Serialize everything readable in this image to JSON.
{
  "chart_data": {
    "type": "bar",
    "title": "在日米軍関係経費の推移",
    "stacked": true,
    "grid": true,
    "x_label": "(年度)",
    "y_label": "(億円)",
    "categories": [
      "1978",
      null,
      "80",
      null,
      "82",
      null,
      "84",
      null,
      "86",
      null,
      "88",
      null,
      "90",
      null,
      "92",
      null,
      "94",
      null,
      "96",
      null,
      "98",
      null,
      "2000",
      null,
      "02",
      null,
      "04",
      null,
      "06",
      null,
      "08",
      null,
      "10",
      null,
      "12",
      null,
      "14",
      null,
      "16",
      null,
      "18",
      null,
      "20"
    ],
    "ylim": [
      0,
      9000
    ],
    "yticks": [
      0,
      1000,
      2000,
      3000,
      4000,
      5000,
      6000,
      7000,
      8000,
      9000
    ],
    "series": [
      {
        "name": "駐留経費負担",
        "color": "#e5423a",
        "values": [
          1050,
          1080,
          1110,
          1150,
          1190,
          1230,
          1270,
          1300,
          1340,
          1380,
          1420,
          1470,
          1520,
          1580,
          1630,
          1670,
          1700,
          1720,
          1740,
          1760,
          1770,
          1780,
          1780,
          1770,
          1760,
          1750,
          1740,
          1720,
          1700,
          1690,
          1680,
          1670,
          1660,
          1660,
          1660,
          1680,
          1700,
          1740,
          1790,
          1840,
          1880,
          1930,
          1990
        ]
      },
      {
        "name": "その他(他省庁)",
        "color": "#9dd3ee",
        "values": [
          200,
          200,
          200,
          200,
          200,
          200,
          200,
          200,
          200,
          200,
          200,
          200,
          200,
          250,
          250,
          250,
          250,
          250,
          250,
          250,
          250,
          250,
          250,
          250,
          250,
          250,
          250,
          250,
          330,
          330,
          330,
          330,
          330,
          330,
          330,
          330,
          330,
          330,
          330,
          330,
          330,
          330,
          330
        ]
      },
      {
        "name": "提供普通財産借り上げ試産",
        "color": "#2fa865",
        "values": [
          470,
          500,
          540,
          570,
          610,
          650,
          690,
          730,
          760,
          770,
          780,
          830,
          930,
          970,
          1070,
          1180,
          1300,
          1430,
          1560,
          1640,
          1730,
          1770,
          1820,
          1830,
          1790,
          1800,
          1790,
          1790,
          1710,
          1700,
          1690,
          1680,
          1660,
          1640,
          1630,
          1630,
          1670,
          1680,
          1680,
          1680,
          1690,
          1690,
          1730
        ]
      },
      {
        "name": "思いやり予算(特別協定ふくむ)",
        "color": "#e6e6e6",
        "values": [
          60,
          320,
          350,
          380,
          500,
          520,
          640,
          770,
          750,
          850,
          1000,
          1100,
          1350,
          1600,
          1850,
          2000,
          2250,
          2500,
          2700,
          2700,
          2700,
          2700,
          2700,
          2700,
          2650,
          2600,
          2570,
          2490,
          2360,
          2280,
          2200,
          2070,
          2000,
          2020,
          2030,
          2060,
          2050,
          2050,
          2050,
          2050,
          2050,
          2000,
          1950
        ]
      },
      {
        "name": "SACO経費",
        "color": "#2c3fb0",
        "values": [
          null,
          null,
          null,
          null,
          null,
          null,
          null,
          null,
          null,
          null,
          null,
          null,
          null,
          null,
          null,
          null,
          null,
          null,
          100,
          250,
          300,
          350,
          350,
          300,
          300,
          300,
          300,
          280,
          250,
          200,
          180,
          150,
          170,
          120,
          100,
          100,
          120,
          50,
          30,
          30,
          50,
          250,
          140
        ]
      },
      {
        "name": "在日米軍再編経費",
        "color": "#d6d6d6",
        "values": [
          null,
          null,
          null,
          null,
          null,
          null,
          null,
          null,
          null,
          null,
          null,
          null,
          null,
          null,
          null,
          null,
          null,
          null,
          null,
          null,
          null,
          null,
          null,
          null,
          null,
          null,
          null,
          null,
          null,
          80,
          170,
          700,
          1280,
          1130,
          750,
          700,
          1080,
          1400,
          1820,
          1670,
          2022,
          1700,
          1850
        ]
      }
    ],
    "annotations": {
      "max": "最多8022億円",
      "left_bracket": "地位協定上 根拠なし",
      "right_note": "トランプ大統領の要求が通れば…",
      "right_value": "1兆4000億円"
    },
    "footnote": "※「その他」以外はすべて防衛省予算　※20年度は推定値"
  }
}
· · · · · · ·
Goal: Search the data above for the string "name" and copy each line that has it.

Complete answer:
        "name": "駐留経費負担",
        "name": "その他(他省庁)",
        "name": "提供普通財産借り上げ試産",
        "name": "思いやり予算(特別協定ふくむ)",
        "name": "SACO経費",
        "name": "在日米軍再編経費",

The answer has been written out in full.